| What is asked |
Drop every picture and give the entries back exactly.

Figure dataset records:
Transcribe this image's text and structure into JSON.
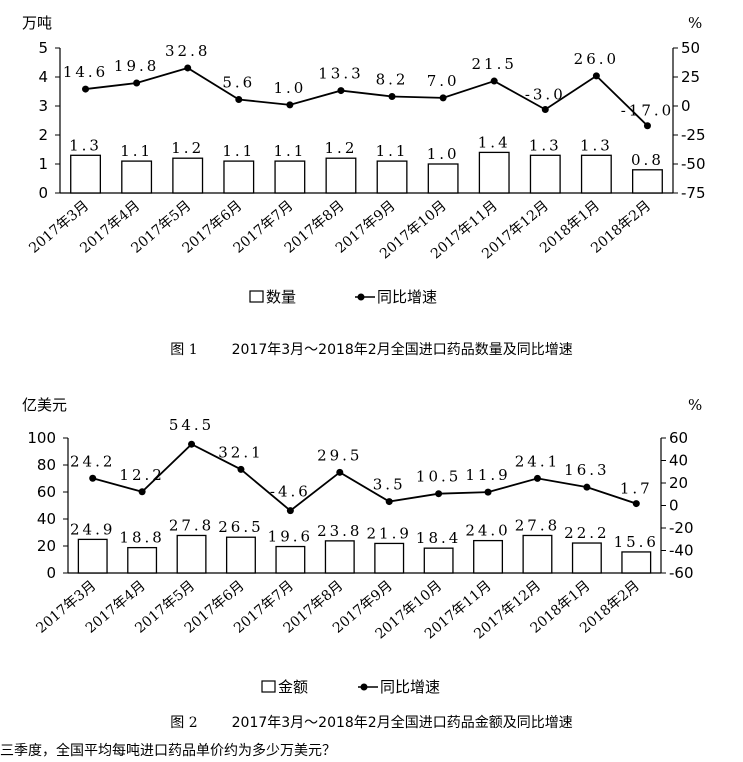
{
  "chart_data": [
    {
      "type": "bar",
      "y_unit": "万吨",
      "y2_unit": "%",
      "categories": [
        "2017年3月",
        "2017年4月",
        "2017年5月",
        "2017年6月",
        "2017年7月",
        "2017年8月",
        "2017年9月",
        "2017年10月",
        "2017年11月",
        "2017年12月",
        "2018年1月",
        "2018年2月"
      ],
      "series": [
        {
          "name": "数量",
          "type": "bar",
          "axis": "left",
          "values": [
            1.3,
            1.1,
            1.2,
            1.1,
            1.1,
            1.2,
            1.1,
            1.0,
            1.4,
            1.3,
            1.3,
            0.8
          ],
          "labels": [
            "1.3",
            "1.1",
            "1.2",
            "1.1",
            "1.1",
            "1.2",
            "1.1",
            "1.0",
            "1.4",
            "1.3",
            "1.3",
            "0.8"
          ]
        },
        {
          "name": "同比增速",
          "type": "line",
          "axis": "right",
          "values": [
            14.6,
            19.8,
            32.8,
            5.6,
            1.0,
            13.3,
            8.2,
            7.0,
            21.5,
            -3.0,
            26.0,
            -17.0
          ],
          "labels": [
            "14.6",
            "19.8",
            "32.8",
            "5.6",
            "1.0",
            "13.3",
            "8.2",
            "7.0",
            "21.5",
            "-3.0",
            "26.0",
            "-17.0"
          ]
        }
      ],
      "ylim": [
        0,
        5
      ],
      "yticks": [
        "0",
        "1",
        "2",
        "3",
        "4",
        "5"
      ],
      "y2lim": [
        -75,
        50
      ],
      "y2ticks": [
        "-75",
        "-50",
        "-25",
        "0",
        "25",
        "50"
      ],
      "legend": "bottom",
      "caption_label": "图 1",
      "caption_text": "2017年3月～2018年2月全国进口药品数量及同比增速"
    },
    {
      "type": "bar",
      "y_unit": "亿美元",
      "y2_unit": "%",
      "categories": [
        "2017年3月",
        "2017年4月",
        "2017年5月",
        "2017年6月",
        "2017年7月",
        "2017年8月",
        "2017年9月",
        "2017年10月",
        "2017年11月",
        "2017年12月",
        "2018年1月",
        "2018年2月"
      ],
      "series": [
        {
          "name": "金额",
          "type": "bar",
          "axis": "left",
          "values": [
            24.9,
            18.8,
            27.8,
            26.5,
            19.6,
            23.8,
            21.9,
            18.4,
            24.0,
            27.8,
            22.2,
            15.6
          ],
          "labels": [
            "24.9",
            "18.8",
            "27.8",
            "26.5",
            "19.6",
            "23.8",
            "21.9",
            "18.4",
            "24.0",
            "27.8",
            "22.2",
            "15.6"
          ]
        },
        {
          "name": "同比增速",
          "type": "line",
          "axis": "right",
          "values": [
            24.2,
            12.2,
            54.5,
            32.1,
            -4.6,
            29.5,
            3.5,
            10.5,
            11.9,
            24.1,
            16.3,
            1.7
          ],
          "labels": [
            "24.2",
            "12.2",
            "54.5",
            "32.1",
            "-4.6",
            "29.5",
            "3.5",
            "10.5",
            "11.9",
            "24.1",
            "16.3",
            "1.7"
          ]
        }
      ],
      "ylim": [
        0,
        100
      ],
      "yticks": [
        "0",
        "20",
        "40",
        "60",
        "80",
        "100"
      ],
      "y2lim": [
        -60,
        60
      ],
      "y2ticks": [
        "-60",
        "-40",
        "-20",
        "0",
        "20",
        "40",
        "60"
      ],
      "legend": "bottom",
      "caption_label": "图 2",
      "caption_text": "2017年3月～2018年2月全国进口药品金额及同比增速"
    }
  ],
  "footer_text": "三季度，全国平均每吨进口药品单价约为多少万美元？"
}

| Solution to this task |
Transcribe this image's text and structure into JSON.
{
  "chart_data": [
    {
      "type": "bar",
      "y_unit": "万吨",
      "y2_unit": "%",
      "categories": [
        "2017年3月",
        "2017年4月",
        "2017年5月",
        "2017年6月",
        "2017年7月",
        "2017年8月",
        "2017年9月",
        "2017年10月",
        "2017年11月",
        "2017年12月",
        "2018年1月",
        "2018年2月"
      ],
      "series": [
        {
          "name": "数量",
          "type": "bar",
          "axis": "left",
          "values": [
            1.3,
            1.1,
            1.2,
            1.1,
            1.1,
            1.2,
            1.1,
            1.0,
            1.4,
            1.3,
            1.3,
            0.8
          ],
          "labels": [
            "1.3",
            "1.1",
            "1.2",
            "1.1",
            "1.1",
            "1.2",
            "1.1",
            "1.0",
            "1.4",
            "1.3",
            "1.3",
            "0.8"
          ]
        },
        {
          "name": "同比增速",
          "type": "line",
          "axis": "right",
          "values": [
            14.6,
            19.8,
            32.8,
            5.6,
            1.0,
            13.3,
            8.2,
            7.0,
            21.5,
            -3.0,
            26.0,
            -17.0
          ],
          "labels": [
            "14.6",
            "19.8",
            "32.8",
            "5.6",
            "1.0",
            "13.3",
            "8.2",
            "7.0",
            "21.5",
            "-3.0",
            "26.0",
            "-17.0"
          ]
        }
      ],
      "ylim": [
        0,
        5
      ],
      "yticks": [
        "0",
        "1",
        "2",
        "3",
        "4",
        "5"
      ],
      "y2lim": [
        -75,
        50
      ],
      "y2ticks": [
        "-75",
        "-50",
        "-25",
        "0",
        "25",
        "50"
      ],
      "legend": "bottom",
      "caption_label": "图 1",
      "caption_text": "2017年3月～2018年2月全国进口药品数量及同比增速"
    },
    {
      "type": "bar",
      "y_unit": "亿美元",
      "y2_unit": "%",
      "categories": [
        "2017年3月",
        "2017年4月",
        "2017年5月",
        "2017年6月",
        "2017年7月",
        "2017年8月",
        "2017年9月",
        "2017年10月",
        "2017年11月",
        "2017年12月",
        "2018年1月",
        "2018年2月"
      ],
      "series": [
        {
          "name": "金额",
          "type": "bar",
          "axis": "left",
          "values": [
            24.9,
            18.8,
            27.8,
            26.5,
            19.6,
            23.8,
            21.9,
            18.4,
            24.0,
            27.8,
            22.2,
            15.6
          ],
          "labels": [
            "24.9",
            "18.8",
            "27.8",
            "26.5",
            "19.6",
            "23.8",
            "21.9",
            "18.4",
            "24.0",
            "27.8",
            "22.2",
            "15.6"
          ]
        },
        {
          "name": "同比增速",
          "type": "line",
          "axis": "right",
          "values": [
            24.2,
            12.2,
            54.5,
            32.1,
            -4.6,
            29.5,
            3.5,
            10.5,
            11.9,
            24.1,
            16.3,
            1.7
          ],
          "labels": [
            "24.2",
            "12.2",
            "54.5",
            "32.1",
            "-4.6",
            "29.5",
            "3.5",
            "10.5",
            "11.9",
            "24.1",
            "16.3",
            "1.7"
          ]
        }
      ],
      "ylim": [
        0,
        100
      ],
      "yticks": [
        "0",
        "20",
        "40",
        "60",
        "80",
        "100"
      ],
      "y2lim": [
        -60,
        60
      ],
      "y2ticks": [
        "-60",
        "-40",
        "-20",
        "0",
        "20",
        "40",
        "60"
      ],
      "legend": "bottom",
      "caption_label": "图 2",
      "caption_text": "2017年3月～2018年2月全国进口药品金额及同比增速"
    }
  ],
  "footer_text": "三季度，全国平均每吨进口药品单价约为多少万美元？"
}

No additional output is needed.